**The records:**
####################
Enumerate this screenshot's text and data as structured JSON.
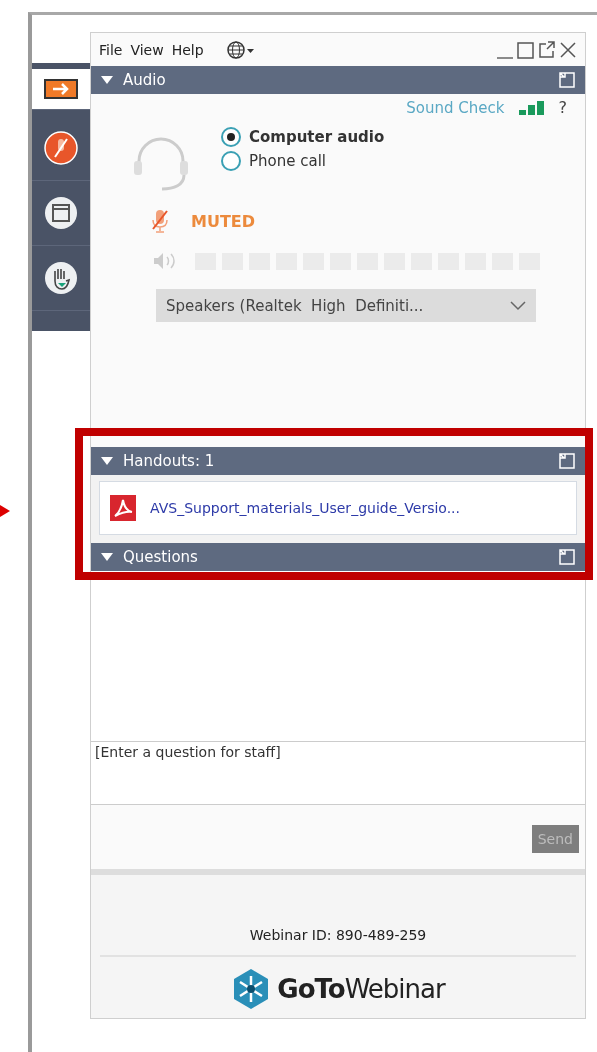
{
  "menu": [
    "File",
    "View",
    "Help"
  ],
  "sidebar": [
    {
      "kind": "arrow",
      "selected": true
    },
    {
      "kind": "mic",
      "selected": false
    },
    {
      "kind": "window",
      "selected": false
    },
    {
      "kind": "hand",
      "selected": false
    }
  ],
  "audio": {
    "title": "Audio",
    "expanded": true,
    "sound_check": "Sound Check",
    "help": "?",
    "options": [
      {
        "label": "Computer audio",
        "selected": true
      },
      {
        "label": "Phone call",
        "selected": false
      }
    ],
    "status": "MUTED",
    "volume": {
      "level": 0
    },
    "device": "Speakers (Realtek  High  Definiti..."
  },
  "handouts": {
    "title": "Handouts: 1",
    "expanded": true,
    "files": [
      "AVS_Support_materials_User_guide_Versio..."
    ]
  },
  "questions": {
    "title": "Questions",
    "expanded": true,
    "input": {
      "placeholder": "[Enter a question for staff]"
    },
    "send": {
      "label": "Send",
      "disabled": true
    }
  },
  "footer": {
    "webinar_id": "Webinar ID: 890-489-259",
    "logo": "**GoTo**Webinar"
  }
}
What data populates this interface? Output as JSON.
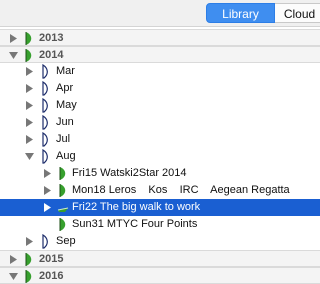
{
  "toolbar": {
    "library_label": "Library",
    "cloud_label": "Cloud"
  },
  "tree": {
    "y2013": "2013",
    "y2014": "2014",
    "months": {
      "mar": "Mar",
      "apr": "Apr",
      "may": "May",
      "jun": "Jun",
      "jul": "Jul",
      "aug": "Aug",
      "sep": "Sep"
    },
    "aug_items": {
      "fri15": "Fri15 Watski2Star 2014",
      "mon18": "Mon18 Leros    Kos    IRC    Aegean Regatta",
      "fri22": "Fri22 The big walk to work",
      "sun31": "Sun31 MTYC Four Points"
    },
    "y2015": "2015",
    "y2016": "2016"
  },
  "colors": {
    "accent": "#3f8ef0",
    "selection": "#1a5fd2",
    "leaf_green": "#37a02e",
    "sail_navy": "#1d2d6b"
  }
}
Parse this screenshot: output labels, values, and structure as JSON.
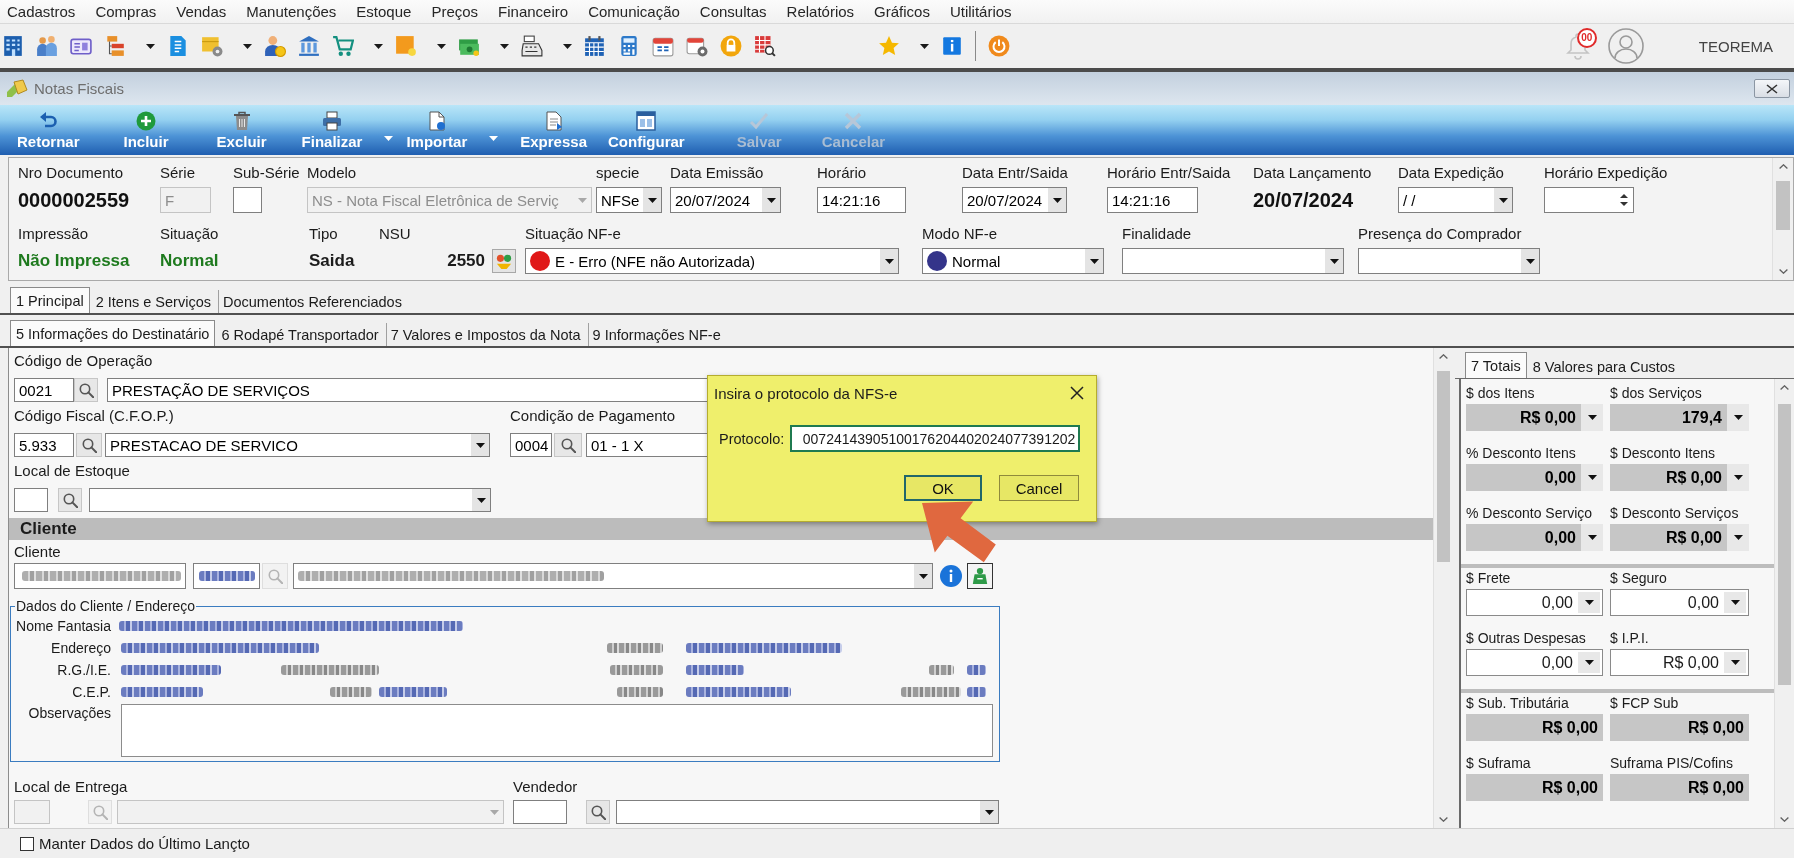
{
  "menu_bar": {
    "items": [
      "Cadastros",
      "Compras",
      "Vendas",
      "Manutenções",
      "Estoque",
      "Preços",
      "Financeiro",
      "Comunicação",
      "Consultas",
      "Relatórios",
      "Gráficos",
      "Utilitários"
    ]
  },
  "toolbar": {
    "buttons": [
      {
        "has_menu": false
      },
      {
        "has_menu": false
      },
      {
        "has_menu": false
      },
      {
        "has_menu": true
      },
      {
        "has_menu": false
      },
      {
        "has_menu": true
      },
      {
        "has_menu": false
      },
      {
        "has_menu": false
      },
      {
        "has_menu": true
      },
      {
        "has_menu": true
      },
      {
        "has_menu": true
      },
      {
        "has_menu": true
      },
      {
        "has_menu": false
      },
      {
        "has_menu": false
      },
      {
        "has_menu": false
      },
      {
        "has_menu": false
      },
      {
        "has_menu": false
      },
      {
        "has_menu": false
      },
      {
        "has_menu": true
      },
      {
        "has_menu": false
      },
      {
        "has_menu": false
      }
    ],
    "notification_count": "00",
    "user": "TEOREMA"
  },
  "window": {
    "title": "Notas Fiscais"
  },
  "ribbon": {
    "buttons": [
      {
        "label": "Retornar",
        "has_menu": false,
        "disabled": false
      },
      {
        "label": "Incluir",
        "has_menu": false,
        "disabled": false
      },
      {
        "label": "Excluir",
        "has_menu": false,
        "disabled": false
      },
      {
        "label": "Finalizar",
        "has_menu": true,
        "disabled": false
      },
      {
        "label": "Importar",
        "has_menu": true,
        "disabled": false
      },
      {
        "label": "Expressa",
        "has_menu": false,
        "disabled": false
      },
      {
        "label": "Configurar",
        "has_menu": false,
        "disabled": false
      },
      {
        "label": "Salvar",
        "has_menu": false,
        "disabled": true
      },
      {
        "label": "Cancelar",
        "has_menu": false,
        "disabled": true
      }
    ]
  },
  "header": {
    "top_fields": [
      {
        "kind": "display",
        "label": "Nro Documento",
        "value": "0000002559",
        "disabled": false
      },
      {
        "kind": "text",
        "label": "Série",
        "value": "F",
        "disabled": true
      },
      {
        "kind": "text",
        "label": "Sub-Série",
        "disabled": false
      },
      {
        "kind": "select",
        "label": "Modelo",
        "value": "NS - Nota Fiscal Eletrônica de Serviç",
        "disabled": true
      },
      {
        "kind": "select",
        "label": "specie",
        "value": "NFSe",
        "disabled": false
      },
      {
        "kind": "select",
        "label": "Data Emissão",
        "value": "20/07/2024",
        "disabled": false
      },
      {
        "kind": "text",
        "label": "Horário",
        "value": "14:21:16",
        "disabled": false
      },
      {
        "kind": "select",
        "label": "Data Entr/Saida",
        "value": "20/07/2024",
        "disabled": false
      },
      {
        "kind": "text",
        "label": "Horário Entr/Saida",
        "value": "14:21:16",
        "disabled": false
      },
      {
        "kind": "display",
        "label": "Data Lançamento",
        "value": "20/07/2024",
        "disabled": false
      },
      {
        "kind": "select",
        "label": "Data Expedição",
        "value": "/ /",
        "disabled": false
      },
      {
        "kind": "spinner",
        "label": "Horário Expedição",
        "disabled": false
      }
    ],
    "bottom_fields": [
      {
        "kind": "display",
        "label": "Impressão",
        "value": "Não Impressa",
        "color": "#1e7a1e",
        "disabled": false
      },
      {
        "kind": "display",
        "label": "Situação",
        "value": "Normal",
        "color": "#1e7a1e",
        "disabled": false
      },
      {
        "kind": "display",
        "label": "Tipo",
        "value": "Saida",
        "color": "#1b1b1b",
        "disabled": false
      },
      {
        "kind": "counter",
        "label": "NSU",
        "value": "2550",
        "disabled": false
      },
      {
        "kind": "status_select",
        "label": "Situação NF-e",
        "value": "E - Erro (NFE não Autorizada)",
        "color": "#e01818",
        "disabled": false
      },
      {
        "kind": "status_select",
        "label": "Modo NF-e",
        "value": "Normal",
        "color": "#34348a",
        "disabled": false
      },
      {
        "kind": "select",
        "label": "Finalidade",
        "disabled": false
      },
      {
        "kind": "select",
        "label": "Presença do Comprador",
        "disabled": false
      }
    ]
  },
  "main_tabs": [
    {
      "label": "1 Principal",
      "selected": true
    },
    {
      "label": "2 Itens e Serviços",
      "selected": false
    },
    {
      "label": "Documentos Referenciados",
      "selected": false
    }
  ],
  "sub_tabs": [
    {
      "label": "5 Informações do Destinatário",
      "selected": true
    },
    {
      "label": "6 Rodapé Transportador",
      "selected": false
    },
    {
      "label": "7 Valores e Impostos da Nota",
      "selected": false
    },
    {
      "label": "9 Informações NF-e",
      "selected": false
    }
  ],
  "destinatario": {
    "top_rows": [
      [
        {
          "label": "Código de Operação",
          "code": "0021",
          "kind": "text",
          "value": "PRESTAÇÃO DE SERVIÇOS",
          "disabled": false
        }
      ],
      [
        {
          "label": "Código Fiscal (C.F.O.P.)",
          "code": "5.933",
          "kind": "select",
          "value": "PRESTACAO DE SERVICO",
          "disabled": false
        },
        {
          "label": "Condição de Pagamento",
          "code": "0004",
          "kind": "select",
          "value": "01 - 1 X",
          "disabled": false
        }
      ],
      [
        {
          "label": "Local de Estoque",
          "kind": "select",
          "disabled": false
        }
      ]
    ],
    "section_title": "Cliente",
    "client": {
      "label": "Cliente",
      "blurred": true
    },
    "address": {
      "title": "Dados do Cliente / Endereço",
      "blurred": true,
      "labels": [
        "Nome Fantasia",
        "Endereço",
        "R.G./I.E.",
        "C.E.P."
      ],
      "notes_label": "Observações"
    },
    "bottom_rows": [
      [
        {
          "label": "Local de Entrega",
          "kind": "select",
          "disabled": true
        },
        {
          "label": "Vendedor",
          "kind": "select",
          "disabled": false
        }
      ]
    ]
  },
  "totals": {
    "tabs": [
      {
        "label": "7 Totais",
        "selected": true
      },
      {
        "label": "8 Valores para Custos",
        "selected": false
      }
    ],
    "groups": [
      {
        "rows": [
          [
            {
              "label": "$ dos Itens",
              "value": "R$ 0,00",
              "kind": "computed",
              "has_menu": true
            },
            {
              "label": "$ dos Serviços",
              "value": "179,4",
              "kind": "computed",
              "has_menu": true
            }
          ],
          [
            {
              "label": "% Desconto Itens",
              "value": "0,00",
              "kind": "computed",
              "has_menu": true
            },
            {
              "label": "$ Desconto Itens",
              "value": "R$ 0,00",
              "kind": "computed",
              "has_menu": true
            }
          ],
          [
            {
              "label": "% Desconto Serviço",
              "value": "0,00",
              "kind": "computed",
              "has_menu": true
            },
            {
              "label": "$ Desconto Serviços",
              "value": "R$ 0,00",
              "kind": "computed",
              "has_menu": true
            }
          ]
        ]
      },
      {
        "rows": [
          [
            {
              "label": "$ Frete",
              "value": "0,00",
              "kind": "input",
              "has_menu": true
            },
            {
              "label": "$ Seguro",
              "value": "0,00",
              "kind": "input",
              "has_menu": true
            }
          ],
          [
            {
              "label": "$ Outras Despesas",
              "value": "0,00",
              "kind": "input",
              "has_menu": true
            },
            {
              "label": "$ I.P.I.",
              "value": "R$ 0,00",
              "kind": "input",
              "has_menu": true
            }
          ]
        ]
      },
      {
        "rows": [
          [
            {
              "label": "$ Sub. Tributária",
              "value": "R$ 0,00",
              "kind": "computed",
              "has_menu": false
            },
            {
              "label": "$ FCP Sub",
              "value": "R$ 0,00",
              "kind": "computed",
              "has_menu": false
            }
          ],
          [
            {
              "label": "$ Suframa",
              "value": "R$ 0,00",
              "kind": "computed",
              "has_menu": false
            },
            {
              "label": "Suframa PIS/Cofins",
              "value": "R$ 0,00",
              "kind": "computed",
              "has_menu": false
            }
          ]
        ]
      }
    ]
  },
  "status_bar": {
    "checkbox": {
      "label": "Manter Dados do Último Lançto",
      "checked": false
    }
  },
  "dialog": {
    "title": "Insira o protocolo da NFS-e",
    "field_label": "Protocolo:",
    "value": "00724143905100176204402024077391202",
    "buttons": [
      {
        "label": "OK",
        "default": true
      },
      {
        "label": "Cancel",
        "default": false
      }
    ]
  }
}
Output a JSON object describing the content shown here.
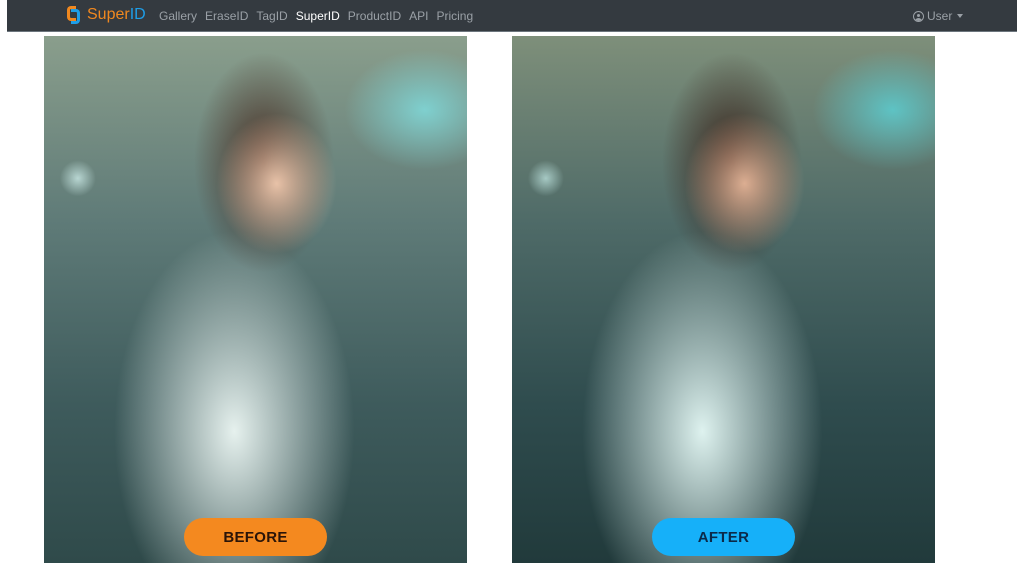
####################
**Your objective:** Look through the entries above. Extract each line with the word "screenshot".

**Solution to this problem:**
Enumerate this screenshot's text and data as structured JSON.
Parse this screenshot: output labels, values, and structure as JSON.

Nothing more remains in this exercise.